▶ Objective:
Repeat the listing in full, preserving every character.

▶ Given entries:
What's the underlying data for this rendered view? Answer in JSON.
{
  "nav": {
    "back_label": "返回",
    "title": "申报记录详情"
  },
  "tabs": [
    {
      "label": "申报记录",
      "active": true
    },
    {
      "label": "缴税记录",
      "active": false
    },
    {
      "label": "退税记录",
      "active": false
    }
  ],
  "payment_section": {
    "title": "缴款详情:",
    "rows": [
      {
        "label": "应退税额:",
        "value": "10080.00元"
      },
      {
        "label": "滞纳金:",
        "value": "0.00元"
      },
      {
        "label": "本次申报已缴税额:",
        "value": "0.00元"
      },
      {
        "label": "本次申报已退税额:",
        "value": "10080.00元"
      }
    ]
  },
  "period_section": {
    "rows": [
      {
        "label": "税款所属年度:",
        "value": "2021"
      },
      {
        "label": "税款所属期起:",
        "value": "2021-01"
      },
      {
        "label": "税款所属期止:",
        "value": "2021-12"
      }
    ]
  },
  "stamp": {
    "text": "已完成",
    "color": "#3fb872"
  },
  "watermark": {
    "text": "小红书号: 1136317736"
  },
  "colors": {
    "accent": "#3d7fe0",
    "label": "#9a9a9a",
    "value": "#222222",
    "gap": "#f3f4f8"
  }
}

▶ Output of the task:
What's the underlying data for this rendered view? Answer in JSON.
{
  "nav": {
    "back_label": "返回",
    "title": "申报记录详情"
  },
  "tabs": [
    {
      "label": "申报记录",
      "active": true
    },
    {
      "label": "缴税记录",
      "active": false
    },
    {
      "label": "退税记录",
      "active": false
    }
  ],
  "payment_section": {
    "title": "缴款详情:",
    "rows": [
      {
        "label": "应退税额:",
        "value": "10080.00元"
      },
      {
        "label": "滞纳金:",
        "value": "0.00元"
      },
      {
        "label": "本次申报已缴税额:",
        "value": "0.00元"
      },
      {
        "label": "本次申报已退税额:",
        "value": "10080.00元"
      }
    ]
  },
  "period_section": {
    "rows": [
      {
        "label": "税款所属年度:",
        "value": "2021"
      },
      {
        "label": "税款所属期起:",
        "value": "2021-01"
      },
      {
        "label": "税款所属期止:",
        "value": "2021-12"
      }
    ]
  },
  "stamp": {
    "text": "已完成",
    "color": "#3fb872"
  },
  "watermark": {
    "text": "小红书号: 1136317736"
  },
  "colors": {
    "accent": "#3d7fe0",
    "label": "#9a9a9a",
    "value": "#222222",
    "gap": "#f3f4f8"
  }
}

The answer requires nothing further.